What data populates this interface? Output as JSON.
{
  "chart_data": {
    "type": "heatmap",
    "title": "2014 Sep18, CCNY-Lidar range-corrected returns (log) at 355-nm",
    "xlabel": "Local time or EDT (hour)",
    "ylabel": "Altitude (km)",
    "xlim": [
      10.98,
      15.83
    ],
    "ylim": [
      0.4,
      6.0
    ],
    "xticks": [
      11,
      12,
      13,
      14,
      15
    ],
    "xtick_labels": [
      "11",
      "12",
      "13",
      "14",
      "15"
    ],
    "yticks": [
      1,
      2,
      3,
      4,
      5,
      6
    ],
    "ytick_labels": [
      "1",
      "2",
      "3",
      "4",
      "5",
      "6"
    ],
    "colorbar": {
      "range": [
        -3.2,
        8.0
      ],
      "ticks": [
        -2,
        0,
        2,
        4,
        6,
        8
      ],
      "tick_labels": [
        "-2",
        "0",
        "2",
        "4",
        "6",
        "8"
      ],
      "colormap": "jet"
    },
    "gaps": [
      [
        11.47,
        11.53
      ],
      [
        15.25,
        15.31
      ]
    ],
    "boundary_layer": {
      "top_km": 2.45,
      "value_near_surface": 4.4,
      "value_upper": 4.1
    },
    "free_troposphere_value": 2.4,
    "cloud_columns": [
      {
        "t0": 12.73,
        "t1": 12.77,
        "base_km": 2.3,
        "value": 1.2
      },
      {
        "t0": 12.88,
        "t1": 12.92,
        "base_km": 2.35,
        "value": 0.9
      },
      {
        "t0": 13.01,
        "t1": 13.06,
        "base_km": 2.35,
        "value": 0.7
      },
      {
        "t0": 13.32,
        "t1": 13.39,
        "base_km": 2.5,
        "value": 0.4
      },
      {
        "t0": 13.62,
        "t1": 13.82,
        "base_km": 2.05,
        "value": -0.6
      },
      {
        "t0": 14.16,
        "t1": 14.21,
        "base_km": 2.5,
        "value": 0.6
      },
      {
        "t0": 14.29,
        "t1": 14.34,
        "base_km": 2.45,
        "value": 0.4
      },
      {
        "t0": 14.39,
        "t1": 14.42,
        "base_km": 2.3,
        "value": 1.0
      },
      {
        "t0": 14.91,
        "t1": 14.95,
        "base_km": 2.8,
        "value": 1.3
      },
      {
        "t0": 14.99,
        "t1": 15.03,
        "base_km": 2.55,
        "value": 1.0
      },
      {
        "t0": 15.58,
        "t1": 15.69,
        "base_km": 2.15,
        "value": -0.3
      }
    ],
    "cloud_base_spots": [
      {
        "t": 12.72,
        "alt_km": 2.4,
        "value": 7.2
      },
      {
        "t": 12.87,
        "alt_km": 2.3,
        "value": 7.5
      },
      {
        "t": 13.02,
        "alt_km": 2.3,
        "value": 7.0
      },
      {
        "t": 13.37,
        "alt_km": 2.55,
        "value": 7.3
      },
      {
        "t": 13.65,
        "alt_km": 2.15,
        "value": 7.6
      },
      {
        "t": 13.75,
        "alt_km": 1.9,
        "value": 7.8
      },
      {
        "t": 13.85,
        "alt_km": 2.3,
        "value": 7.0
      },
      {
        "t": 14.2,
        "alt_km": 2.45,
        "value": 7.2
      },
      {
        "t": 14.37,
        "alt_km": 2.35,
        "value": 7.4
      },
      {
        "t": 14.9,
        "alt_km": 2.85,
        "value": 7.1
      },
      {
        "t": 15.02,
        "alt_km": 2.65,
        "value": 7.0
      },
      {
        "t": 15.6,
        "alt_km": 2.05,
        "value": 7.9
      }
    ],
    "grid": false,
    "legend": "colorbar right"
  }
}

▬▬▬▬▬▬▬▬▬▬

Copy each record from above without leaving any out.

What data populates this interface? Output as JSON.
{
  "chart_data": {
    "type": "heatmap",
    "title": "2014 Sep18, CCNY-Lidar range-corrected returns (log) at 355-nm",
    "xlabel": "Local time or EDT (hour)",
    "ylabel": "Altitude (km)",
    "xlim": [
      10.98,
      15.83
    ],
    "ylim": [
      0.4,
      6.0
    ],
    "xticks": [
      11,
      12,
      13,
      14,
      15
    ],
    "xtick_labels": [
      "11",
      "12",
      "13",
      "14",
      "15"
    ],
    "yticks": [
      1,
      2,
      3,
      4,
      5,
      6
    ],
    "ytick_labels": [
      "1",
      "2",
      "3",
      "4",
      "5",
      "6"
    ],
    "colorbar": {
      "range": [
        -3.2,
        8.0
      ],
      "ticks": [
        -2,
        0,
        2,
        4,
        6,
        8
      ],
      "tick_labels": [
        "-2",
        "0",
        "2",
        "4",
        "6",
        "8"
      ],
      "colormap": "jet"
    },
    "gaps": [
      [
        11.47,
        11.53
      ],
      [
        15.25,
        15.31
      ]
    ],
    "boundary_layer": {
      "top_km": 2.45,
      "value_near_surface": 4.4,
      "value_upper": 4.1
    },
    "free_troposphere_value": 2.4,
    "cloud_columns": [
      {
        "t0": 12.73,
        "t1": 12.77,
        "base_km": 2.3,
        "value": 1.2
      },
      {
        "t0": 12.88,
        "t1": 12.92,
        "base_km": 2.35,
        "value": 0.9
      },
      {
        "t0": 13.01,
        "t1": 13.06,
        "base_km": 2.35,
        "value": 0.7
      },
      {
        "t0": 13.32,
        "t1": 13.39,
        "base_km": 2.5,
        "value": 0.4
      },
      {
        "t0": 13.62,
        "t1": 13.82,
        "base_km": 2.05,
        "value": -0.6
      },
      {
        "t0": 14.16,
        "t1": 14.21,
        "base_km": 2.5,
        "value": 0.6
      },
      {
        "t0": 14.29,
        "t1": 14.34,
        "base_km": 2.45,
        "value": 0.4
      },
      {
        "t0": 14.39,
        "t1": 14.42,
        "base_km": 2.3,
        "value": 1.0
      },
      {
        "t0": 14.91,
        "t1": 14.95,
        "base_km": 2.8,
        "value": 1.3
      },
      {
        "t0": 14.99,
        "t1": 15.03,
        "base_km": 2.55,
        "value": 1.0
      },
      {
        "t0": 15.58,
        "t1": 15.69,
        "base_km": 2.15,
        "value": -0.3
      }
    ],
    "cloud_base_spots": [
      {
        "t": 12.72,
        "alt_km": 2.4,
        "value": 7.2
      },
      {
        "t": 12.87,
        "alt_km": 2.3,
        "value": 7.5
      },
      {
        "t": 13.02,
        "alt_km": 2.3,
        "value": 7.0
      },
      {
        "t": 13.37,
        "alt_km": 2.55,
        "value": 7.3
      },
      {
        "t": 13.65,
        "alt_km": 2.15,
        "value": 7.6
      },
      {
        "t": 13.75,
        "alt_km": 1.9,
        "value": 7.8
      },
      {
        "t": 13.85,
        "alt_km": 2.3,
        "value": 7.0
      },
      {
        "t": 14.2,
        "alt_km": 2.45,
        "value": 7.2
      },
      {
        "t": 14.37,
        "alt_km": 2.35,
        "value": 7.4
      },
      {
        "t": 14.9,
        "alt_km": 2.85,
        "value": 7.1
      },
      {
        "t": 15.02,
        "alt_km": 2.65,
        "value": 7.0
      },
      {
        "t": 15.6,
        "alt_km": 2.05,
        "value": 7.9
      }
    ],
    "grid": false,
    "legend": "colorbar right"
  }
}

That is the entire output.